──────── Dataset entries

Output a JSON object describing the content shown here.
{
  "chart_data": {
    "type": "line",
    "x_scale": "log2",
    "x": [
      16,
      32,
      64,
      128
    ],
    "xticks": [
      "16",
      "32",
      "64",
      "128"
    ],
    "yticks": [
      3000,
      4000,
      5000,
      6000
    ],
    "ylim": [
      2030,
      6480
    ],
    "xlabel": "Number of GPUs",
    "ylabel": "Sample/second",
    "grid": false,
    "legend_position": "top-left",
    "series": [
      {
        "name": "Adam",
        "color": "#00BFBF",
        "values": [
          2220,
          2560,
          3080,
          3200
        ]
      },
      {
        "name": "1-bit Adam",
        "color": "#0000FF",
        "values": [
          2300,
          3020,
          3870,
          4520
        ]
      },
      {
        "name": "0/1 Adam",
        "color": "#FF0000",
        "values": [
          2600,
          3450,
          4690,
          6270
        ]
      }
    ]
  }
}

────────────────

--- Problem to solve ---
Print out every record again, exactly and in full.

--- Solution to the exercise ---
Output a JSON object describing the content shown here.
{
  "chart_data": {
    "type": "line",
    "x_scale": "log2",
    "x": [
      16,
      32,
      64,
      128
    ],
    "xticks": [
      "16",
      "32",
      "64",
      "128"
    ],
    "yticks": [
      3000,
      4000,
      5000,
      6000
    ],
    "ylim": [
      2030,
      6480
    ],
    "xlabel": "Number of GPUs",
    "ylabel": "Sample/second",
    "grid": false,
    "legend_position": "top-left",
    "series": [
      {
        "name": "Adam",
        "color": "#00BFBF",
        "values": [
          2220,
          2560,
          3080,
          3200
        ]
      },
      {
        "name": "1-bit Adam",
        "color": "#0000FF",
        "values": [
          2300,
          3020,
          3870,
          4520
        ]
      },
      {
        "name": "0/1 Adam",
        "color": "#FF0000",
        "values": [
          2600,
          3450,
          4690,
          6270
        ]
      }
    ]
  }
}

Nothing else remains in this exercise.